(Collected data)
..............................

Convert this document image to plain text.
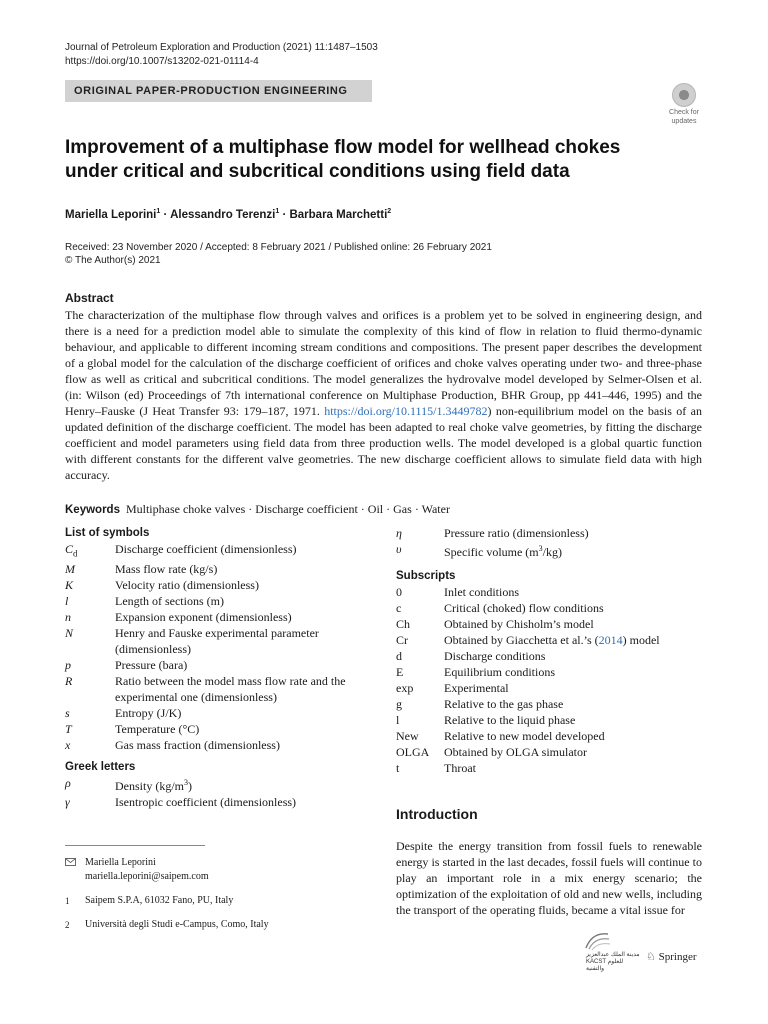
Journal of Petroleum Exploration and Production (2021) 11:1487–1503
https://doi.org/10.1007/s13202-021-01114-4
ORIGINAL PAPER-PRODUCTION ENGINEERING
Check for
updates
Improvement of a multiphase flow model for wellhead chokes under critical and subcritical conditions using field data
Mariella Leporini$^1$ · Alessandro Terenzi$^1$ · Barbara Marchetti$^2$
Received: 23 November 2020 / Accepted: 8 February 2021 / Published online: 26 February 2021
© The Author(s) 2021
Abstract

The characterization of the multiphase flow through valves and orifices is a problem yet to be solved in engineering design, and there is a need for a prediction model able to simulate the complexity of this kind of flow in relation to fluid thermo-dynamic behaviour, and applicable to different incoming stream conditions and compositions. The present paper describes the development of a global model for the calculation of the discharge coefficient of orifices and choke valves operating under two- and three-phase flow as well as critical and subcritical conditions. The model generalizes the hydrovalve model developed by Selmer-Olsen et al. (in: Wilson (ed) Proceedings of 7th international conference on Multiphase Production, BHR Group, pp 441–446, 1995) and the Henry–Fauske (J Heat Transfer 93: 179–187, 1971. https://doi.org/10.1115/1.3449782) non-equilibrium model on the basis of an updated definition of the discharge coefficient. The model has been adapted to real choke valve geometries, by fitting the discharge coefficient and model parameters using field data from three production wells. The model developed is a global quartic function with different constants for the different valve geometries. The new discharge coefficient allows to simulate field data with high accuracy.

Keywords Multiphase choke valves · Discharge coefficient · Oil · Gas · Water
List of symbols
$C_d$	Discharge coefficient (dimensionless)
M	Mass flow rate (kg/s)
K	Velocity ratio (dimensionless)
l	Length of sections (m)
n	Expansion exponent (dimensionless)
N	Henry and Fauske experimental parameter (dimensionless)
p	Pressure (bara)
R	Ratio between the model mass flow rate and the experimental one (dimensionless)
s	Entropy (J/K)
T	Temperature (°C)
x	Gas mass fraction (dimensionless)
Greek letters
ρ	Density $(kg/m^3)$
γ	Isentropic coefficient (dimensionless)
η	Pressure ratio (dimensionless)
υ	Specific volume $(m^3/kg)$
Subscripts
0	Inlet conditions
c	Critical (choked) flow conditions
Ch	Obtained by Chisholm’s model
Cr	Obtained by Giacchetta et al.’s (2014) model
d	Discharge conditions
E	Equilibrium conditions
exp	Experimental
g	Relative to the gas phase
l	Relative to the liquid phase
New	Relative to new model developed
OLGA	Obtained by OLGA simulator
t	Throat
Introduction

Despite the energy transition from fossil fuels to renewable energy is started in the last decades, fossil fuels will continue to play an important role in a mix energy scenario; the optimization of the exploitation of old and new wells, including the transport of the operating fluids, became a vital issue for

Mariella Leporini
mariella.leporini@saipem.com
1	Saipem S.P.A, 61032 Fano, PU, Italy
2	Università degli Studi e-Campus, Como, Italy
مدينة الملك عبدالعزيز
KACST للعلوم والتقنية
♘ Springer
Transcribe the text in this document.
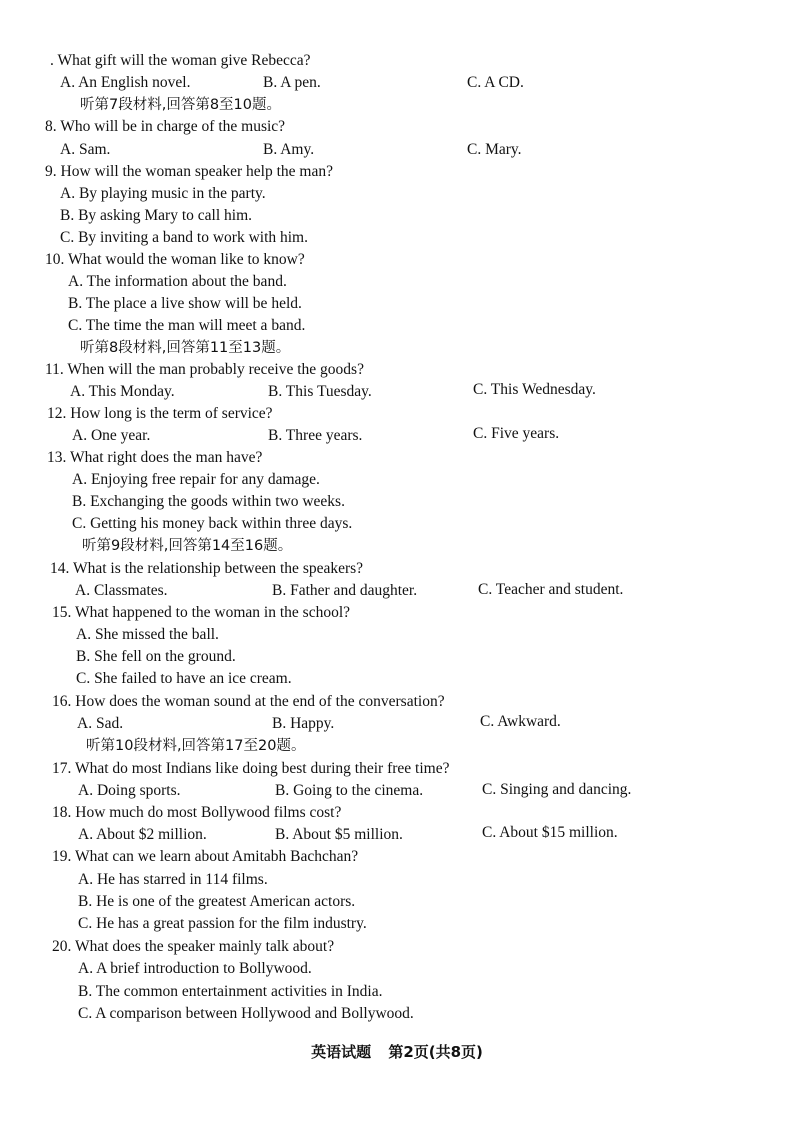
. What gift will the woman give Rebecca?
A. An English novel.	B. A pen.	C. A CD.
听第7段材料,回答第8至10题。
8. Who will be in charge of the music?
A. Sam.	B. Amy.	C. Mary.
9. How will the woman speaker help the man?
A. By playing music in the party.
B. By asking Mary to call him.
C. By inviting a band to work with him.
10. What would the woman like to know?
A. The information about the band.
B. The place a live show will be held.
C. The time the man will meet a band.
听第8段材料,回答第11至13题。
11. When will the man probably receive the goods?
A. This Monday.	B. This Tuesday.	C. This Wednesday.
12. How long is the term of service?
A. One year.	B. Three years.	C. Five years.
13. What right does the man have?
A. Enjoying free repair for any damage.
B. Exchanging the goods within two weeks.
C. Getting his money back within three days.
听第9段材料,回答第14至16题。
14. What is the relationship between the speakers?
A. Classmates.	B. Father and daughter.	C. Teacher and student.
15. What happened to the woman in the school?
A. She missed the ball.
B. She fell on the ground.
C. She failed to have an ice cream.
16. How does the woman sound at the end of the conversation?
A. Sad.	B. Happy.	C. Awkward.
听第10段材料,回答第17至20题。
17. What do most Indians like doing best during their free time?
A. Doing sports.	B. Going to the cinema.	C. Singing and dancing.
18. How much do most Bollywood films cost?
A. About $2 million.	B. About $5 million.	C. About $15 million.
19. What can we learn about Amitabh Bachchan?
A. He has starred in 114 films.
B. He is one of the greatest American actors.
C. He has a great passion for the film industry.
20. What does the speaker mainly talk about?
A. A brief introduction to Bollywood.
B. The common entertainment activities in India.
C. A comparison between Hollywood and Bollywood.
英语试题 第2页(共8页)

..............................

Task goal:
Select every line above that contains the word "Mary", and copy it.

Response to the exercise:
A. Sam.	B. Amy.	C. Mary.
B. By asking Mary to call him.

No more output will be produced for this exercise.